OBJECTIVE:
Find all lines in the listing that include the word "view", then copy them.

RECORDS FOR THIS EXERCISE:
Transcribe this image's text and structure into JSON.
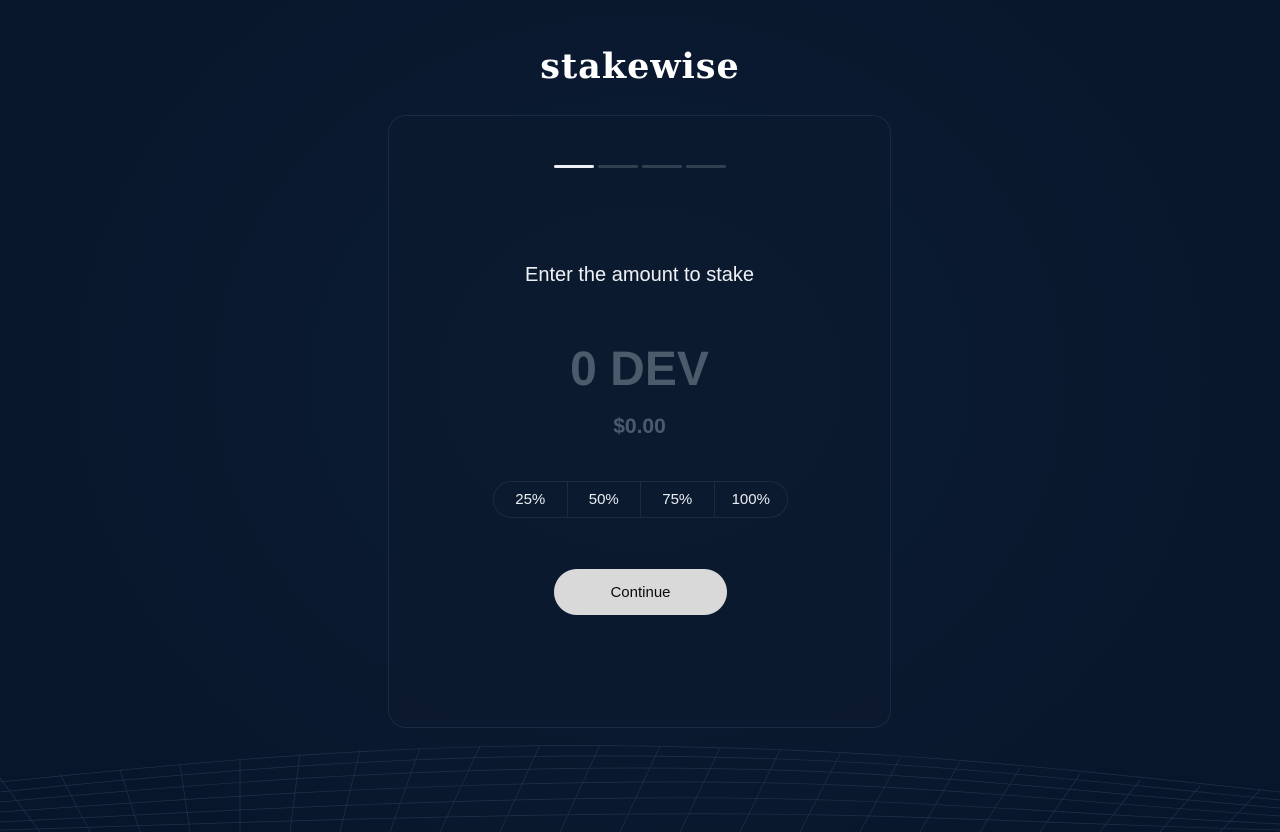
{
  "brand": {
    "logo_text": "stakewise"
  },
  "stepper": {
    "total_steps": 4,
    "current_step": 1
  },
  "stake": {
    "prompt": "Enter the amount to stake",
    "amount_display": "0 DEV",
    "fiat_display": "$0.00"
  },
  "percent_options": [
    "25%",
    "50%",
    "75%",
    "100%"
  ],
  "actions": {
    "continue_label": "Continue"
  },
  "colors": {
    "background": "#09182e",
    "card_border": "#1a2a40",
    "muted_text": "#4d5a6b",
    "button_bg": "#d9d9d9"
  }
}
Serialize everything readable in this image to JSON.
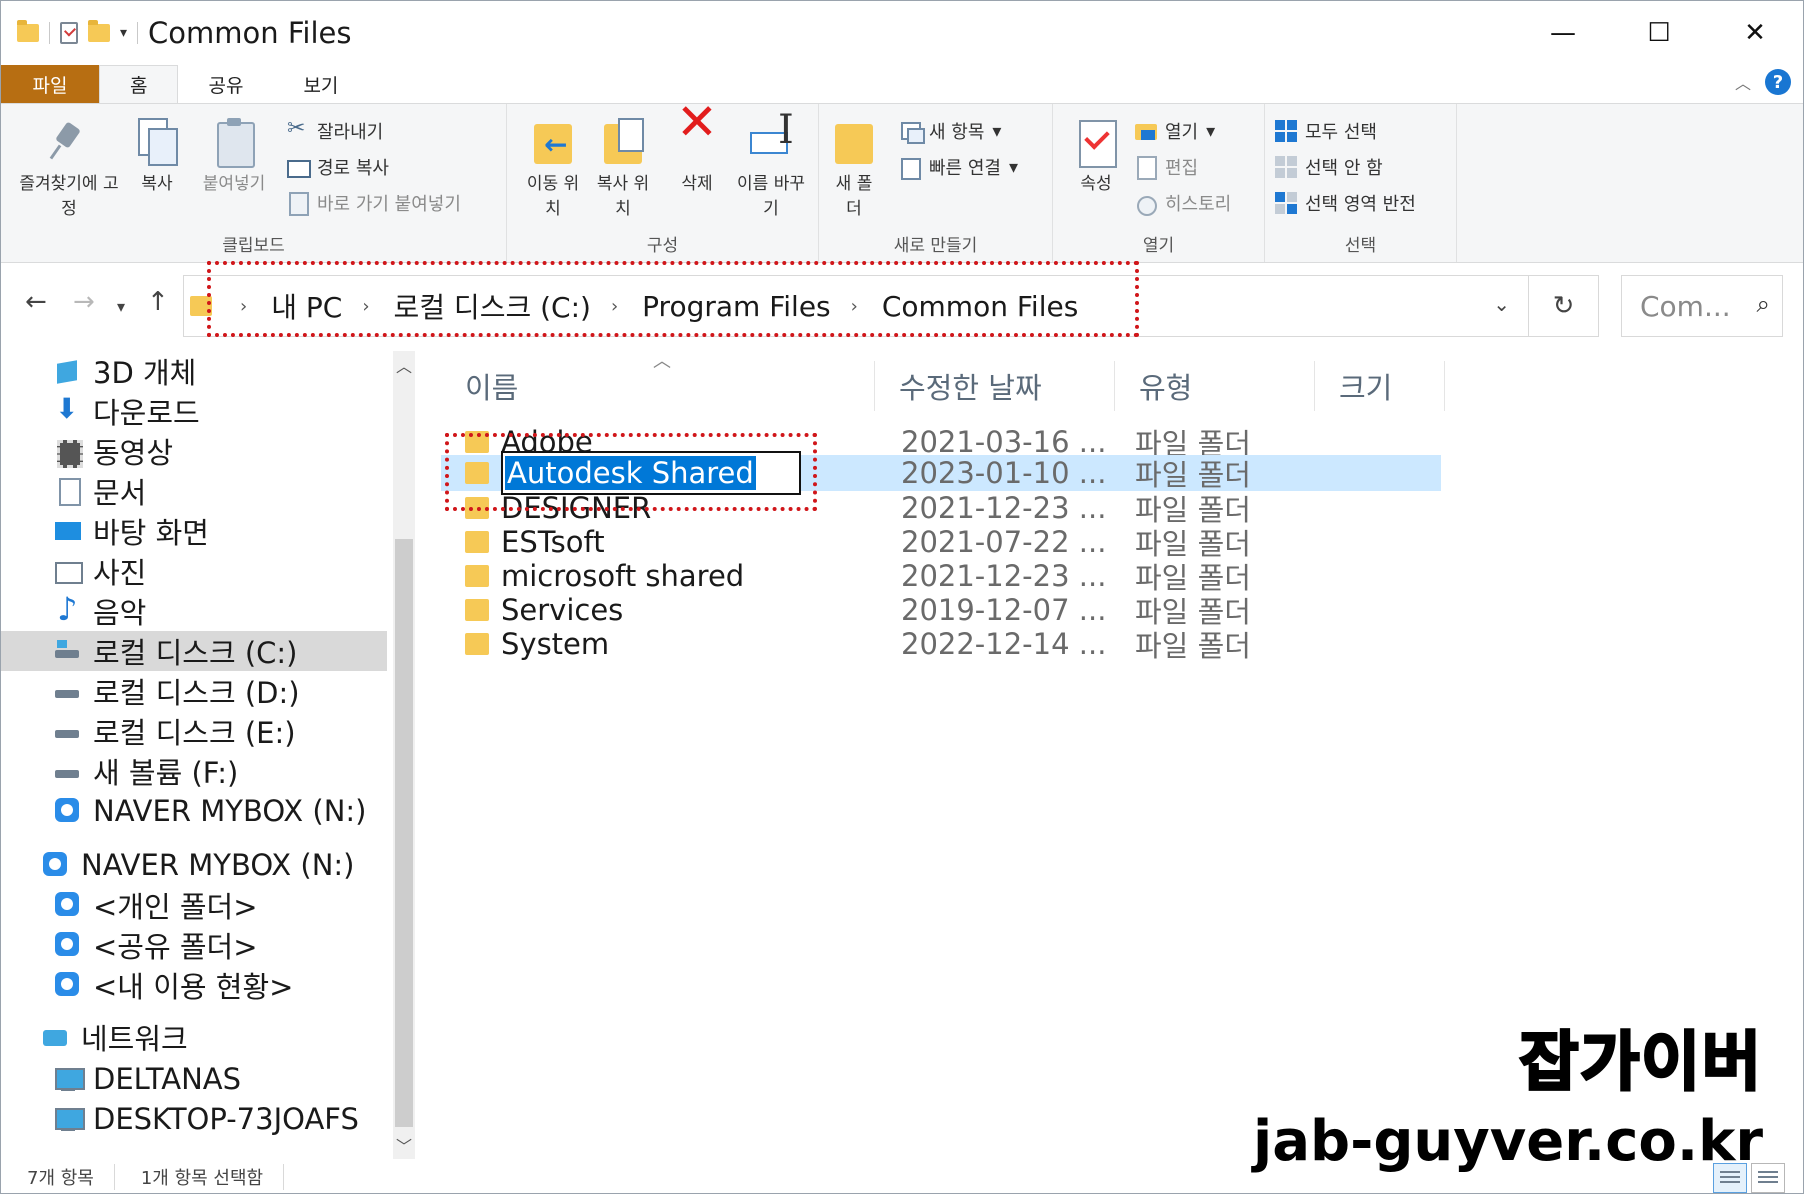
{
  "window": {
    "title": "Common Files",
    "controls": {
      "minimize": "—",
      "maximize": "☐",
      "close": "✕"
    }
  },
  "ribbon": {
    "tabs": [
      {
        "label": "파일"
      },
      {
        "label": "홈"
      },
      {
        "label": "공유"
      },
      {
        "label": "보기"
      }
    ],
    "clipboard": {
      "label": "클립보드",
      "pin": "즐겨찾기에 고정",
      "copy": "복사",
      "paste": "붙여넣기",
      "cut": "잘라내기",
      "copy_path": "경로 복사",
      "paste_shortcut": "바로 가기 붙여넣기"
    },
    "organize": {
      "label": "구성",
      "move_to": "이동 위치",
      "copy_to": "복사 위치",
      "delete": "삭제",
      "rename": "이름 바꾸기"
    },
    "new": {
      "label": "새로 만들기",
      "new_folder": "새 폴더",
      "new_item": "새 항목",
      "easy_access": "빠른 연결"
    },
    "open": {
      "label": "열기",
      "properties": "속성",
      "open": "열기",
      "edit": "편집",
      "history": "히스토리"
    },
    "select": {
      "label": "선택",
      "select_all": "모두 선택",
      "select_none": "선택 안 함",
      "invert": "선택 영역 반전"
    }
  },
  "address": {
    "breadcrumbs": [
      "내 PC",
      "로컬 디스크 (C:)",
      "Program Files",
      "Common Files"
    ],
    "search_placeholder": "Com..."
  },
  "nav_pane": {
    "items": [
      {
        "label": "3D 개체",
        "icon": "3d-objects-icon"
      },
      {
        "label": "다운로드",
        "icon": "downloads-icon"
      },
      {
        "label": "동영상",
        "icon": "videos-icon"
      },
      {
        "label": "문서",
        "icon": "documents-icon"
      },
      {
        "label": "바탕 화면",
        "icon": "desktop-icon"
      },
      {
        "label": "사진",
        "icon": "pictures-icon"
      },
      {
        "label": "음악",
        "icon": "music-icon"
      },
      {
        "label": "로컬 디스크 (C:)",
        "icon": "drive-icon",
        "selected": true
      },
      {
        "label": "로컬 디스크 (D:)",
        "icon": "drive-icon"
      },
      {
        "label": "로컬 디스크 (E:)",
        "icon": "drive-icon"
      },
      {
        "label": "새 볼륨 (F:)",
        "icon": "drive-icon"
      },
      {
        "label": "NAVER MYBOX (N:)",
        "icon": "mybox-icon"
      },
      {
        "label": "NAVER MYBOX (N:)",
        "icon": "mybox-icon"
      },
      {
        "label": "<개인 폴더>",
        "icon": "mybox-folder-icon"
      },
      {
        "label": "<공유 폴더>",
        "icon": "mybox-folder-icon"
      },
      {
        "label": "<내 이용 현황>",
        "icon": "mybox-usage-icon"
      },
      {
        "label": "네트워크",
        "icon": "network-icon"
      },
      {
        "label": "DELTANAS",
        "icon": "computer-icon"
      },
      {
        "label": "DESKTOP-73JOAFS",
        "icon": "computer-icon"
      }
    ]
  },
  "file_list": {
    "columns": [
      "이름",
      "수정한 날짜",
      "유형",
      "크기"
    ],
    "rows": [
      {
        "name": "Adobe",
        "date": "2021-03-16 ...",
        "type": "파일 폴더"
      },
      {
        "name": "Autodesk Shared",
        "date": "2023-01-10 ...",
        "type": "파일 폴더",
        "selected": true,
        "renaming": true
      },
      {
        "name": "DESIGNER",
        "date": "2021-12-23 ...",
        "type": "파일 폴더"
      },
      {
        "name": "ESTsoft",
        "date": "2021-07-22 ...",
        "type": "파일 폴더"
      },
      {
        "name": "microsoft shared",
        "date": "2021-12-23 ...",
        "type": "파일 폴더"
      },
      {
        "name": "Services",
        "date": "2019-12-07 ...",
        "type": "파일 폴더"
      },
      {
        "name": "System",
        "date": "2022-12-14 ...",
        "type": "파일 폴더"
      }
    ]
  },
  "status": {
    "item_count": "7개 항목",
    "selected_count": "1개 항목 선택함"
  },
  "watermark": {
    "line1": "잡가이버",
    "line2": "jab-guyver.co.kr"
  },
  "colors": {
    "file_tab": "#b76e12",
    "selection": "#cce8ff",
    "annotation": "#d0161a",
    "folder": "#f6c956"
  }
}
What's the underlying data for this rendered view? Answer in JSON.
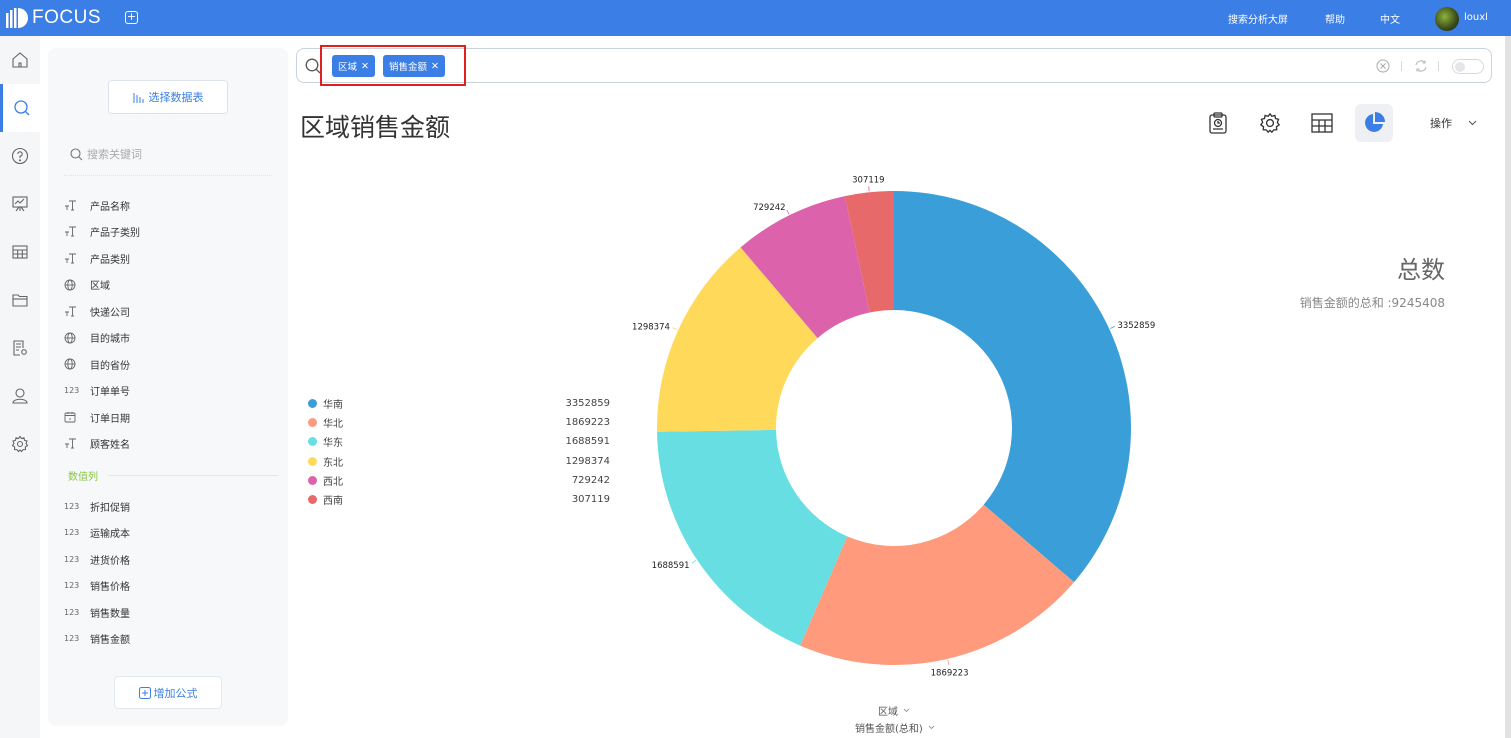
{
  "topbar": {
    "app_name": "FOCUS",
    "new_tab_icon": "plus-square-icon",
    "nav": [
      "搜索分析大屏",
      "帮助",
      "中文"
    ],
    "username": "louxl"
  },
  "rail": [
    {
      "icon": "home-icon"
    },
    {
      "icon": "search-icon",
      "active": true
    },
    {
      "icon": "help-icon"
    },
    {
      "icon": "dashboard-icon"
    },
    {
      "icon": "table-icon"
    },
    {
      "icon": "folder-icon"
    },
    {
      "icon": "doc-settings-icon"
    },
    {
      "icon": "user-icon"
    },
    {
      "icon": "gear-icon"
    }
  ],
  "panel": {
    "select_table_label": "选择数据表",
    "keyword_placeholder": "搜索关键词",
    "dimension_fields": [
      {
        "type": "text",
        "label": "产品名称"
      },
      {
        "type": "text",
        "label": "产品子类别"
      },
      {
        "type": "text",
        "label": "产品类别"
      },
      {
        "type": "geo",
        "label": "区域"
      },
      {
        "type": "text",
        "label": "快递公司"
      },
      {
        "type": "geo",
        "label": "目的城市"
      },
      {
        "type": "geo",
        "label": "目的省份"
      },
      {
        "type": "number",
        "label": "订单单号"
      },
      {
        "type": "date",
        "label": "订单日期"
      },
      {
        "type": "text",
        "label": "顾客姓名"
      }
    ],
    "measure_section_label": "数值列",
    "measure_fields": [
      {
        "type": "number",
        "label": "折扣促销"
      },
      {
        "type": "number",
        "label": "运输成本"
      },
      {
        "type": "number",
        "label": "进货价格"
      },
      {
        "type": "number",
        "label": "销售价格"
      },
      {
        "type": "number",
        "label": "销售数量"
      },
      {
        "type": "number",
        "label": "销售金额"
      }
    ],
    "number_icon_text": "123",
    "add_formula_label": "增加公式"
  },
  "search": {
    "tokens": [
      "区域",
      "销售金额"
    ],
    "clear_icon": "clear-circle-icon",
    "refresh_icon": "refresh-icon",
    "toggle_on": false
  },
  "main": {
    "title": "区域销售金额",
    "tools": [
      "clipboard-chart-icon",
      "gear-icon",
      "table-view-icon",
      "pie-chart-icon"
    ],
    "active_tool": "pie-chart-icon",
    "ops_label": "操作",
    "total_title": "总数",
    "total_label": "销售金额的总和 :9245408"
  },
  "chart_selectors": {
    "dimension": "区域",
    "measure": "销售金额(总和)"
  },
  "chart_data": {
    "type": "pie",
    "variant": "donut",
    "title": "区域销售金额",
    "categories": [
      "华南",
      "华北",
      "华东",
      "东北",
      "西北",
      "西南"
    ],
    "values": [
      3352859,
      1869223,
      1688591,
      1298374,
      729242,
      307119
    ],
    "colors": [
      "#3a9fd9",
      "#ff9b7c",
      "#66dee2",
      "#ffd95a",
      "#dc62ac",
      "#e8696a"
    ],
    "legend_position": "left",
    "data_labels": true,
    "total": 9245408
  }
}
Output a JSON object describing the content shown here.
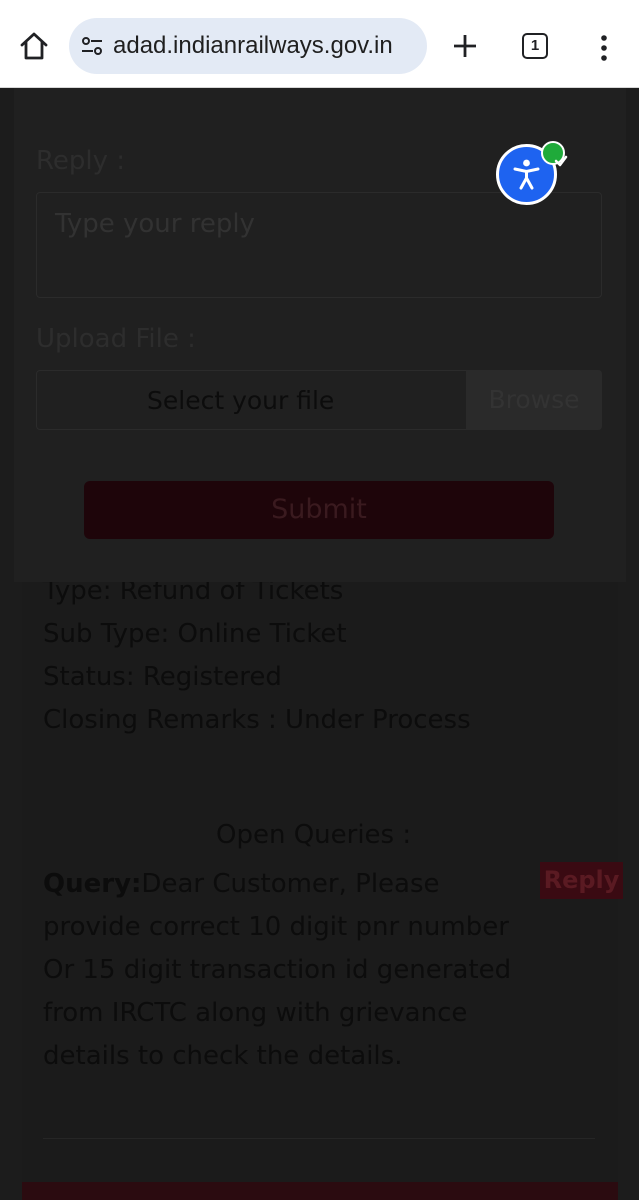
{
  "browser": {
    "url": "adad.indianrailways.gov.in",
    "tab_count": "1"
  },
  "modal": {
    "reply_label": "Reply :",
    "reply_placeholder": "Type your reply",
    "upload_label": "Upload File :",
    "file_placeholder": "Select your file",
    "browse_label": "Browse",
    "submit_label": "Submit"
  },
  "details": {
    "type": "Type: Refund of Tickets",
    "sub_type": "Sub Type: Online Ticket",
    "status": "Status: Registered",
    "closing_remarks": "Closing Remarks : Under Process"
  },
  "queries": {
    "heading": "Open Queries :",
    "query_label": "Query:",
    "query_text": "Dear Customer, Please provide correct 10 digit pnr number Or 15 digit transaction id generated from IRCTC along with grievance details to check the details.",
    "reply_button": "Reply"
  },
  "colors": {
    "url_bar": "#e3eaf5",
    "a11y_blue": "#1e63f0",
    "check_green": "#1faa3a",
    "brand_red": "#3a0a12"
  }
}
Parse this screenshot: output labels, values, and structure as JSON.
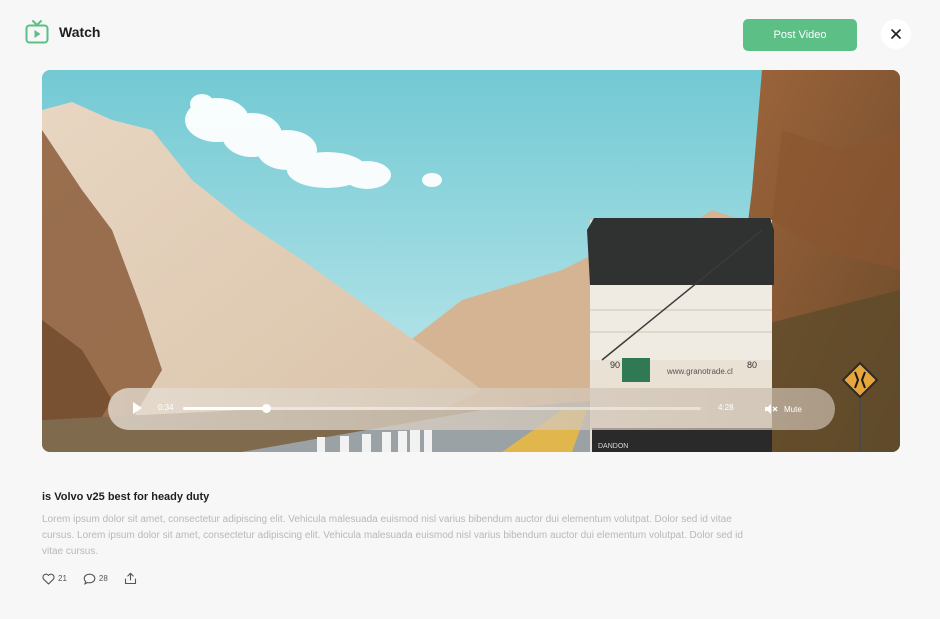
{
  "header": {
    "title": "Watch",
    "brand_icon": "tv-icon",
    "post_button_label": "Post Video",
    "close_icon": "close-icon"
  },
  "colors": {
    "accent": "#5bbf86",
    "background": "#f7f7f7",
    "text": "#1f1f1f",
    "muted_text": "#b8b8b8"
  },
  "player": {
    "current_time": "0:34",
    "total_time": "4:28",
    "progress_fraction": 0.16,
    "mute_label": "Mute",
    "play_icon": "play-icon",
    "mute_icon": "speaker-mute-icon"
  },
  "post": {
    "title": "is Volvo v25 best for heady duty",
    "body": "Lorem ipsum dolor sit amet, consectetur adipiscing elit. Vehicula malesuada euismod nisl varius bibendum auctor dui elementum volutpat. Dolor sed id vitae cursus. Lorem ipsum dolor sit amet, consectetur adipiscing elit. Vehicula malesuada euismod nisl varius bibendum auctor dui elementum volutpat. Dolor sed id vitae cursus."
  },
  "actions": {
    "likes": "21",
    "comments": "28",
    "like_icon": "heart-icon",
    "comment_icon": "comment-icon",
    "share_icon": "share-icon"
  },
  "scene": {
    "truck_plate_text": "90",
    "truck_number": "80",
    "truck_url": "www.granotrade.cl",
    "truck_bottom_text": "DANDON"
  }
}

SOLUTION FOR THIS TASK:
What's the underlying data for this rendered view? Answer in JSON.
      "table-view-icon",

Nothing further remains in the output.